■ WHAT YOU SHOULD DO
Can you write out all of the material below, word for word?

-- START GIVEN RECORDS --

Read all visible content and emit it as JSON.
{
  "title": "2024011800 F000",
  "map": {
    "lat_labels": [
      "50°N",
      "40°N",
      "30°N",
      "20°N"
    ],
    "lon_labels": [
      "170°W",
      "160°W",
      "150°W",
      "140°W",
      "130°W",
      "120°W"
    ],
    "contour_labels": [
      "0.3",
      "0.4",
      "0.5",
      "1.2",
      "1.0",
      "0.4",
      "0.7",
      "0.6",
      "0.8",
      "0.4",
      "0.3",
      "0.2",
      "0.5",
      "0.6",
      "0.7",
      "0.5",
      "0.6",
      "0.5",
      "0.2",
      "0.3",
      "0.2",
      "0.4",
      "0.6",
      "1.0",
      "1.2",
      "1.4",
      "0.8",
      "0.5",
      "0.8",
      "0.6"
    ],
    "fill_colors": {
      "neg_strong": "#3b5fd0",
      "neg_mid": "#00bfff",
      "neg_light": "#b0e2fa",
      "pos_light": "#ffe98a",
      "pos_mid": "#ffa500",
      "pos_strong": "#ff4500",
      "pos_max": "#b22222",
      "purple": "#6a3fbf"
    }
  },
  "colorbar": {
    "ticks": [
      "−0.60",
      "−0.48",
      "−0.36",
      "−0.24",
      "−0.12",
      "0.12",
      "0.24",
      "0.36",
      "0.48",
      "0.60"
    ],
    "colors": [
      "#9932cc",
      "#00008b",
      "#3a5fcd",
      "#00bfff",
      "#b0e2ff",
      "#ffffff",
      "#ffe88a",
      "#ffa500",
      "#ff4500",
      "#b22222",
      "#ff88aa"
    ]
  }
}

-- END GIVEN RECORDS --

■ EXERCISE RESPONSE
Read all visible content and emit it as JSON.
{
  "title": "2024011800 F000",
  "map": {
    "lat_labels": [
      "50°N",
      "40°N",
      "30°N",
      "20°N"
    ],
    "lon_labels": [
      "170°W",
      "160°W",
      "150°W",
      "140°W",
      "130°W",
      "120°W"
    ],
    "contour_labels": [
      "0.3",
      "0.4",
      "0.5",
      "1.2",
      "1.0",
      "0.4",
      "0.7",
      "0.6",
      "0.8",
      "0.4",
      "0.3",
      "0.2",
      "0.5",
      "0.6",
      "0.7",
      "0.5",
      "0.6",
      "0.5",
      "0.2",
      "0.3",
      "0.2",
      "0.4",
      "0.6",
      "1.0",
      "1.2",
      "1.4",
      "0.8",
      "0.5",
      "0.8",
      "0.6"
    ],
    "fill_colors": {
      "neg_strong": "#3b5fd0",
      "neg_mid": "#00bfff",
      "neg_light": "#b0e2fa",
      "pos_light": "#ffe98a",
      "pos_mid": "#ffa500",
      "pos_strong": "#ff4500",
      "pos_max": "#b22222",
      "purple": "#6a3fbf"
    }
  },
  "colorbar": {
    "ticks": [
      "−0.60",
      "−0.48",
      "−0.36",
      "−0.24",
      "−0.12",
      "0.12",
      "0.24",
      "0.36",
      "0.48",
      "0.60"
    ],
    "colors": [
      "#9932cc",
      "#00008b",
      "#3a5fcd",
      "#00bfff",
      "#b0e2ff",
      "#ffffff",
      "#ffe88a",
      "#ffa500",
      "#ff4500",
      "#b22222",
      "#ff88aa"
    ]
  }
}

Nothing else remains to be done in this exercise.